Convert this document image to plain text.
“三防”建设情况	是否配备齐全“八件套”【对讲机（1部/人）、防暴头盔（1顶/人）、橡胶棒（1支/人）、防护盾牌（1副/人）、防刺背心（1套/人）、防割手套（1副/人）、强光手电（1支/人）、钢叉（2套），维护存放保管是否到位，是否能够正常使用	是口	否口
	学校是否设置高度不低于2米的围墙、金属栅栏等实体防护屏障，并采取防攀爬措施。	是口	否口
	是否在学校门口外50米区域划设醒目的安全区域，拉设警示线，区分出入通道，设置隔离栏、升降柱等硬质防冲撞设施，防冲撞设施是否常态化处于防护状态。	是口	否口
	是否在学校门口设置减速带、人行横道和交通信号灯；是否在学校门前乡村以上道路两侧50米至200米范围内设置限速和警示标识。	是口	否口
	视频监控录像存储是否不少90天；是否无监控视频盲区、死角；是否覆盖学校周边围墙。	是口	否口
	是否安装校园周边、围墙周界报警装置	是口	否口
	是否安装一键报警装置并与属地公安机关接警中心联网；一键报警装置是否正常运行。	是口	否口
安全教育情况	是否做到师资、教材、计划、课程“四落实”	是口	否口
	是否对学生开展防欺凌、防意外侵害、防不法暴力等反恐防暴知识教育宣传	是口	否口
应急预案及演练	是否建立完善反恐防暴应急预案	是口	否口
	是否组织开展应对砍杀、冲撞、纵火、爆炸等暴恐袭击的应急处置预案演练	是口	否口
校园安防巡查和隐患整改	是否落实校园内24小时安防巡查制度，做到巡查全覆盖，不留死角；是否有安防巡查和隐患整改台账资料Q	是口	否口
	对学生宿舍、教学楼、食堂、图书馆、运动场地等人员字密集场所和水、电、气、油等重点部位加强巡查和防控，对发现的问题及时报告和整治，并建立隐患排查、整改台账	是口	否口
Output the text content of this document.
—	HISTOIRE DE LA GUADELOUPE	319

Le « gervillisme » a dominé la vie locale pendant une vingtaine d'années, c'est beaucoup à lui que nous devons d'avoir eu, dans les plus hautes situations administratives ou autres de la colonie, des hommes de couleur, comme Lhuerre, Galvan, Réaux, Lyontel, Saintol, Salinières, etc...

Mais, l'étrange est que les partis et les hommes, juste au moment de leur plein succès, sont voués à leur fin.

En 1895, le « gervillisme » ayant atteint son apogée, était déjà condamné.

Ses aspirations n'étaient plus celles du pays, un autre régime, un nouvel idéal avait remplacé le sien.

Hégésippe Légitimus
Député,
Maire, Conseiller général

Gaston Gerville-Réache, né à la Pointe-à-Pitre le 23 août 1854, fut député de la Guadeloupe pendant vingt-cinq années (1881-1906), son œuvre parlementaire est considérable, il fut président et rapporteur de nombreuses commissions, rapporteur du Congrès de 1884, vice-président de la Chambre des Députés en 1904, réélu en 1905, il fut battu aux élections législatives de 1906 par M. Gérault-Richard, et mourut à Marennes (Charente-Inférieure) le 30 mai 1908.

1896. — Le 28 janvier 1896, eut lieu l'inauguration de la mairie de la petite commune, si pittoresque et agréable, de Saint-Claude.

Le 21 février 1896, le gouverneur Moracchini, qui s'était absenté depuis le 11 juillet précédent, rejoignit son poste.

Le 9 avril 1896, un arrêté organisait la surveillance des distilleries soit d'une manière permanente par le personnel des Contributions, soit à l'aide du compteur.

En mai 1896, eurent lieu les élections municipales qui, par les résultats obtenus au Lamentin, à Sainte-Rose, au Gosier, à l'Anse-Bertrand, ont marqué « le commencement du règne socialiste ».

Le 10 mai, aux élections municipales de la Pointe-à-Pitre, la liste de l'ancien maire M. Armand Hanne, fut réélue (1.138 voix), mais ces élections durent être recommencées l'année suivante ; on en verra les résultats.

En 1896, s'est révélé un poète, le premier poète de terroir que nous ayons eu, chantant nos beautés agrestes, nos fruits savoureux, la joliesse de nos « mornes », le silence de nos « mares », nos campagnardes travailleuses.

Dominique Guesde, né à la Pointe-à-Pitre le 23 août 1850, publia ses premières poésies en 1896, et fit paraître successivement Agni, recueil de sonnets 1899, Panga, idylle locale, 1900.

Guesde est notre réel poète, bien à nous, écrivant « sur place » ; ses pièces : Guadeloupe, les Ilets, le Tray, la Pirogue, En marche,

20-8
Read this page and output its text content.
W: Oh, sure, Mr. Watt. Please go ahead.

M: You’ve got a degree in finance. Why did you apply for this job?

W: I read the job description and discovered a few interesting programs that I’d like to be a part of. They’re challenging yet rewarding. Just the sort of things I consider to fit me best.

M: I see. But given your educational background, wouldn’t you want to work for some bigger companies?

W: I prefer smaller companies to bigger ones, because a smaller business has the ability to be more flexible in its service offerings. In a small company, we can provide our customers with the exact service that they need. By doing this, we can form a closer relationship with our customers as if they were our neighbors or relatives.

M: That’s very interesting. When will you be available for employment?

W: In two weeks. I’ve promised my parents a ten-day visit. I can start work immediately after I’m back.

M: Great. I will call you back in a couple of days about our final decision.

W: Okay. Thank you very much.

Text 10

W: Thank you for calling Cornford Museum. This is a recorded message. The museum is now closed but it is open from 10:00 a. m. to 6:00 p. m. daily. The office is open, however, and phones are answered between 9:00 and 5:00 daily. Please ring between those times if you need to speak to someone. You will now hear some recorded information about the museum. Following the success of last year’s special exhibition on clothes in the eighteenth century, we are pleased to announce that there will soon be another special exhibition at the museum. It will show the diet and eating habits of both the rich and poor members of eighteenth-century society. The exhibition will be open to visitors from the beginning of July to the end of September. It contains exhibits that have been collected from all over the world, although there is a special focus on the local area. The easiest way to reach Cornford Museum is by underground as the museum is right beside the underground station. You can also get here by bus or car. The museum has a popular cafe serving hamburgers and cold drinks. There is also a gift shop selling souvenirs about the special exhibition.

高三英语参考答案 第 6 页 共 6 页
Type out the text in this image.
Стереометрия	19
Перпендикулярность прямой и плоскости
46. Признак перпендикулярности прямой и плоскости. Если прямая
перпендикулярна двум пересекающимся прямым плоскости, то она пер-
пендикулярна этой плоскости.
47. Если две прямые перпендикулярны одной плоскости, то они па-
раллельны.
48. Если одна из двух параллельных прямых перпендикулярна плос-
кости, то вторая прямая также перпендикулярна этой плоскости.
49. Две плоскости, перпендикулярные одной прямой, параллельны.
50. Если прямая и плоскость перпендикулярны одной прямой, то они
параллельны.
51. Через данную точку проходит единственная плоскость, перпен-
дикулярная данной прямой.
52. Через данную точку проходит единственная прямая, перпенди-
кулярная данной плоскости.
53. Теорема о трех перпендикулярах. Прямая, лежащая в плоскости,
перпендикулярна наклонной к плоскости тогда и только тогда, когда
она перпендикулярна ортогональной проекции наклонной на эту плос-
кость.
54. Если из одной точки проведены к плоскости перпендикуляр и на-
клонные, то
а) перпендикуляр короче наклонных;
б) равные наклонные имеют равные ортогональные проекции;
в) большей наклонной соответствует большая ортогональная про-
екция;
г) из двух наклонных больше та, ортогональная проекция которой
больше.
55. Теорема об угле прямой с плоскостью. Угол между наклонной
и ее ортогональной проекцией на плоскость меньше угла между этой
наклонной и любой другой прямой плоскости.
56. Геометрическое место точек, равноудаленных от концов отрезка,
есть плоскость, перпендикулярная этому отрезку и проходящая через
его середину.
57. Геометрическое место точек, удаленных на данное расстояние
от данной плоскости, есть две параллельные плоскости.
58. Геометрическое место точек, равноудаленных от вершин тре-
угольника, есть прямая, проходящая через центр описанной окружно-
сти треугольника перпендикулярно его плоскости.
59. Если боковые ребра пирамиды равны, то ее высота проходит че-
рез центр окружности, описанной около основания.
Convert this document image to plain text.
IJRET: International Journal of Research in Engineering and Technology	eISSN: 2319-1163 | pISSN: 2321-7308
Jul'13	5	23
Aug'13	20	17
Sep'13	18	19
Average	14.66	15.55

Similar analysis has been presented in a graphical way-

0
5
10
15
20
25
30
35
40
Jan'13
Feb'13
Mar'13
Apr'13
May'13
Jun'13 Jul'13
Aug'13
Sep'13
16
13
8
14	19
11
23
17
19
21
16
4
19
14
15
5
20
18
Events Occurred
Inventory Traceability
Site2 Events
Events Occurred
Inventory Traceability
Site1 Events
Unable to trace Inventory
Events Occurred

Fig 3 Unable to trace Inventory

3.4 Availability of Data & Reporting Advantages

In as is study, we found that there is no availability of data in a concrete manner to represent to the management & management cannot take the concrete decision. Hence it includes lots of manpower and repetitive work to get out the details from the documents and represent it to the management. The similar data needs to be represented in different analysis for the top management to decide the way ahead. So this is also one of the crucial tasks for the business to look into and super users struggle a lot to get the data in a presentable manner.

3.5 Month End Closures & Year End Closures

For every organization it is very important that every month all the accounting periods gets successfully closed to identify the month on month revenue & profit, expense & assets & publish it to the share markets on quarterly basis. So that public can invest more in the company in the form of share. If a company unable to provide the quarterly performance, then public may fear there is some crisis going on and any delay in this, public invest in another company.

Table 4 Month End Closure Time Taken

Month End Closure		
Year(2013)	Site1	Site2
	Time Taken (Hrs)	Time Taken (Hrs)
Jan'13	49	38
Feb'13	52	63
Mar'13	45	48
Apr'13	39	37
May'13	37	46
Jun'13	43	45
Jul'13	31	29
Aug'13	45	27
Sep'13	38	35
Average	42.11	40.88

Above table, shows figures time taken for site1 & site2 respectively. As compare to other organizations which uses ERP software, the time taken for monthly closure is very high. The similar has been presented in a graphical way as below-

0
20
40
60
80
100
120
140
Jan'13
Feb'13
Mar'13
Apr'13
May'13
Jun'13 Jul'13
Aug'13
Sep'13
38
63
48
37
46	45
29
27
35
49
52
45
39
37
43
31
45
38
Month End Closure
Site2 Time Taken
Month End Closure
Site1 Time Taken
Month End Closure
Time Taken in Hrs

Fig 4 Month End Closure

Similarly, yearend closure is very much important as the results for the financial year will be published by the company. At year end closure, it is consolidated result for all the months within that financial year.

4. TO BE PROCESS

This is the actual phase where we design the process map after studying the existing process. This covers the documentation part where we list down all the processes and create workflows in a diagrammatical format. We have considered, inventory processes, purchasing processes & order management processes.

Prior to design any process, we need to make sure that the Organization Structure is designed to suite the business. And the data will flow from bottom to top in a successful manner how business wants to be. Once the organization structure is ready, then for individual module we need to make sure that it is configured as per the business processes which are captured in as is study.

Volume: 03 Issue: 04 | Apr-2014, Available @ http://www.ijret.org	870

________________

WORK TO COMPLETE:
Select the lines that carry the string "plus" and copy them.

FULL RESPONSE:
Le « gervillisme » a dominé la vie locale pendant une vingtaine d'années, c'est beaucoup à lui que nous devons d'avoir eu, dans les plus hautes situations administratives ou autres de la colonie, des hommes de couleur, comme Lhuerre, Galvan, Réaux, Lyontel, Saintol, Salinières, etc...
Ses aspirations n'étaient plus celles du pays, un autre régime, un nouvel idéal avait remplacé le sien.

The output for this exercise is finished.